__TASK TO COMPLETE__:
Look through the records that follow. Copy every line containing the word "منها".

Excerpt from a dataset
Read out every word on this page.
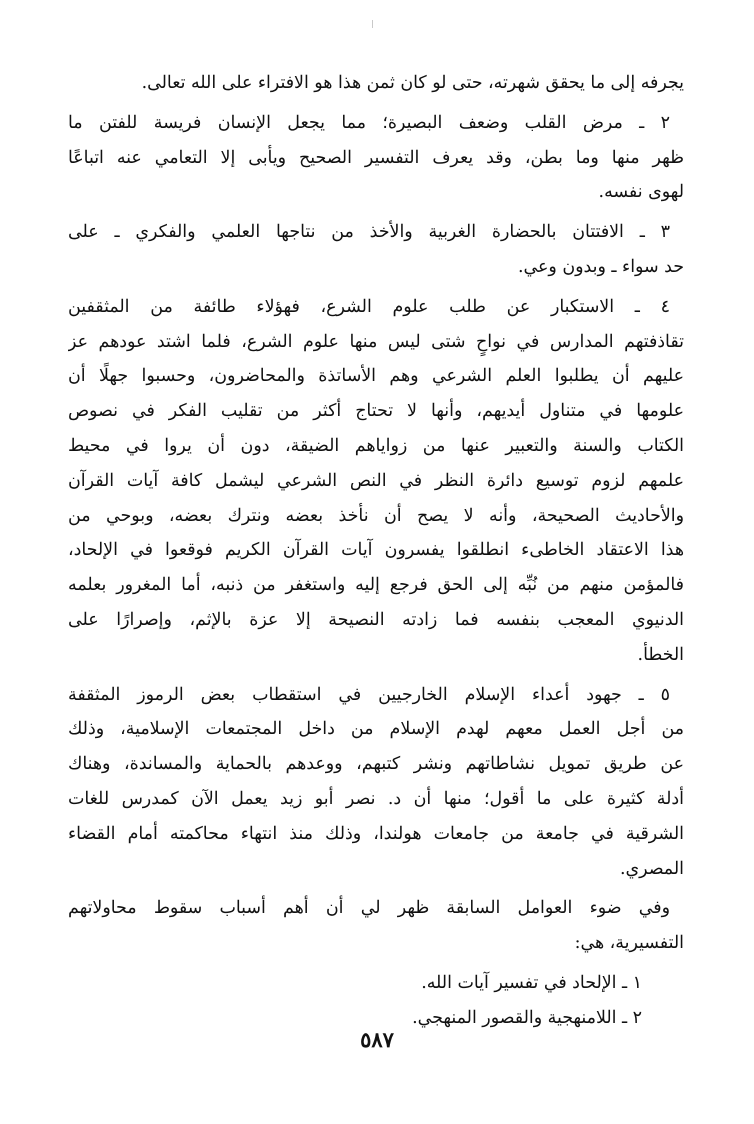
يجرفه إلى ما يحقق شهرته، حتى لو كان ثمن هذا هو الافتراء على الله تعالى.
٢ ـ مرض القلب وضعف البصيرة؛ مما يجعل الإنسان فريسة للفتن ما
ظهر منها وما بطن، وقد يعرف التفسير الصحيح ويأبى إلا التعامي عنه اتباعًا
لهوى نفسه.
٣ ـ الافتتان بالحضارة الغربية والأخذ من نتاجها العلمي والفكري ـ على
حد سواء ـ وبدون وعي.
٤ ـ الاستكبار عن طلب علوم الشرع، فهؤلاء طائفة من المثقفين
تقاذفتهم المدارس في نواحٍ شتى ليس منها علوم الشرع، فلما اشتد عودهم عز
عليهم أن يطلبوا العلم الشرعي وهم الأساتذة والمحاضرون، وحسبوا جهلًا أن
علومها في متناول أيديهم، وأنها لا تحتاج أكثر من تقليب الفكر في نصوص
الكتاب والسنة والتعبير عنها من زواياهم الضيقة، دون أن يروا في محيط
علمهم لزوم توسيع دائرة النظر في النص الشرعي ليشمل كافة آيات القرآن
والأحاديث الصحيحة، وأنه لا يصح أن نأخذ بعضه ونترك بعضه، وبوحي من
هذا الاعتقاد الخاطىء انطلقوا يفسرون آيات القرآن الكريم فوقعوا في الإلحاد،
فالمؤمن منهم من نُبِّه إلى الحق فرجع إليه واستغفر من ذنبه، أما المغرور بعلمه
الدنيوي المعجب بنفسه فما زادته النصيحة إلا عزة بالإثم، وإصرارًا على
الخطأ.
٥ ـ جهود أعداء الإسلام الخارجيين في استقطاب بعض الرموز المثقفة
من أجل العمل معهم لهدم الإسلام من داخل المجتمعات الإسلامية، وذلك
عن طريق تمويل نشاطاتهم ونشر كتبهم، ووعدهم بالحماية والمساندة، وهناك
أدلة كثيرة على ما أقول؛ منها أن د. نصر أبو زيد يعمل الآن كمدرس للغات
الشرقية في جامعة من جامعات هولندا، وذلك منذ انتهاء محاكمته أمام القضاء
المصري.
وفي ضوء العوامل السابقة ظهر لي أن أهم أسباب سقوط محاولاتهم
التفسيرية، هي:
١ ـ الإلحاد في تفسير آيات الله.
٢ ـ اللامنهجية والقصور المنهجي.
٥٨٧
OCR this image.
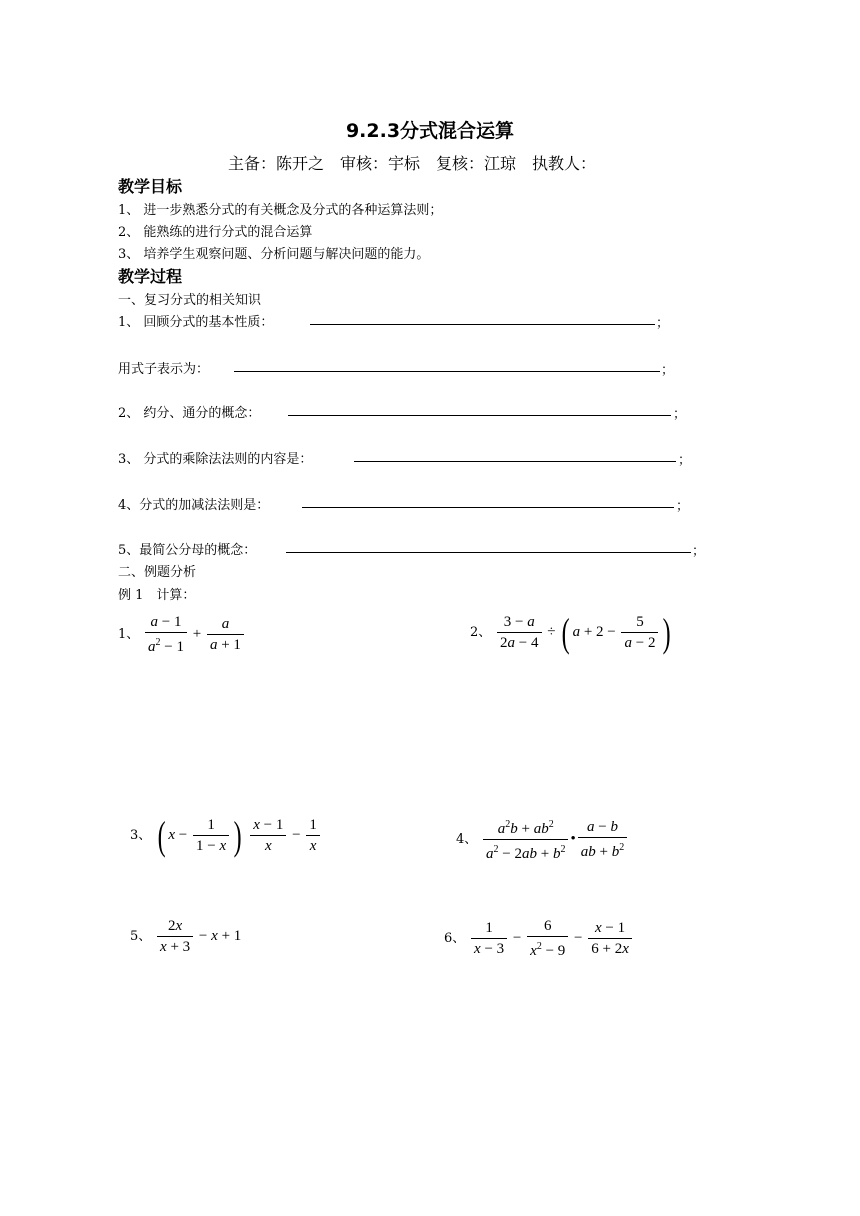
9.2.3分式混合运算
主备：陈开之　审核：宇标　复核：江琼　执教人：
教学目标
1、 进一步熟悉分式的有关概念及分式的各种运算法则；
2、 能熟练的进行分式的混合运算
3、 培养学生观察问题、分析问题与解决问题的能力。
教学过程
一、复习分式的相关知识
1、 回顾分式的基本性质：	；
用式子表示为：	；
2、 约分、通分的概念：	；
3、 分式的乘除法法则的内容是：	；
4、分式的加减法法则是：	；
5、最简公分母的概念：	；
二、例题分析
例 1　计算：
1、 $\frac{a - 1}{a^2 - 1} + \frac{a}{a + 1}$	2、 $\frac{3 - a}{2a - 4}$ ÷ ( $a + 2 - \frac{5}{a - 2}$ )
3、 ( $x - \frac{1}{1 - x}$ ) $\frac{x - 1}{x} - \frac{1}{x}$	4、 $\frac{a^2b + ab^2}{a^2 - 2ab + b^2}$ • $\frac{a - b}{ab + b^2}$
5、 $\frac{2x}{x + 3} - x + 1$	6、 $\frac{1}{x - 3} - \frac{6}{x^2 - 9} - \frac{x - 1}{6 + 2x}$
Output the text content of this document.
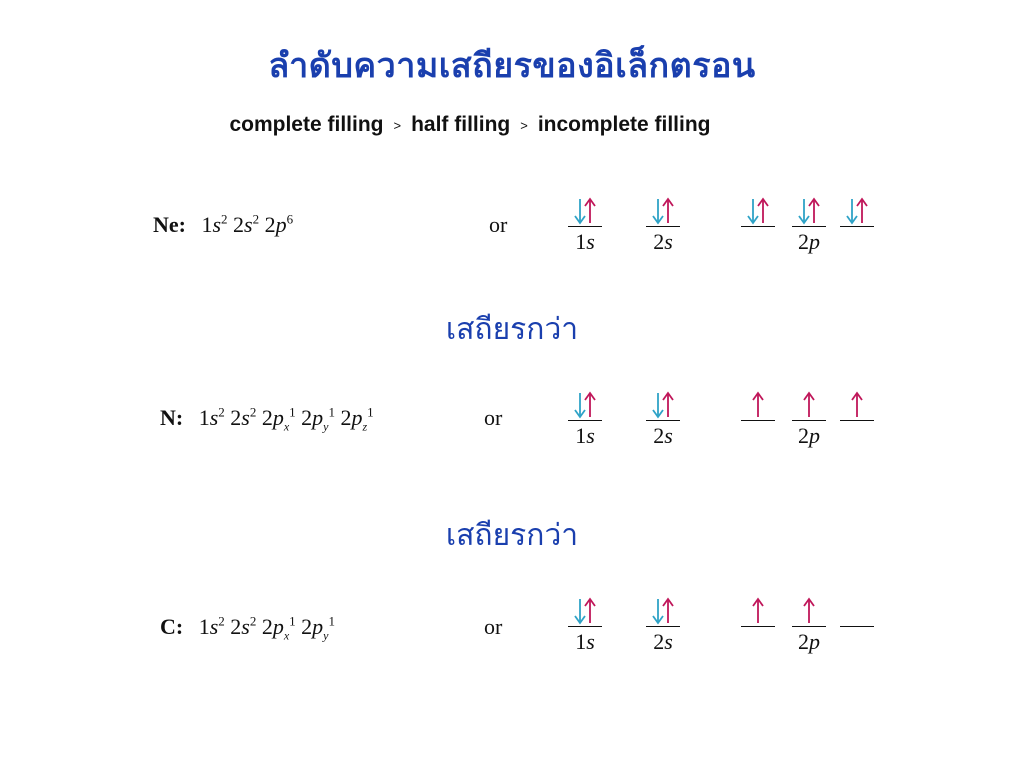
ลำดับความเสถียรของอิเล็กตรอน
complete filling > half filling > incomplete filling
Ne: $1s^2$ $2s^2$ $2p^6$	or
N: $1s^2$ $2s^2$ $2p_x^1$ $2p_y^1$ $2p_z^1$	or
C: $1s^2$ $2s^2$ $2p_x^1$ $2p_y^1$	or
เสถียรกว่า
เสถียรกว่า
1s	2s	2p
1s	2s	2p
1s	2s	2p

__OUTPUT__:
ظهر منها وما بطن، وقد يعرف التفسير الصحيح ويأبى إلا التعامي عنه اتباعًا
تقاذفتهم المدارس في نواحٍ شتى ليس منها علوم الشرع، فلما اشتد عودهم عز
أدلة كثيرة على ما أقول؛ منها أن د. نصر أبو زيد يعمل الآن كمدرس للغات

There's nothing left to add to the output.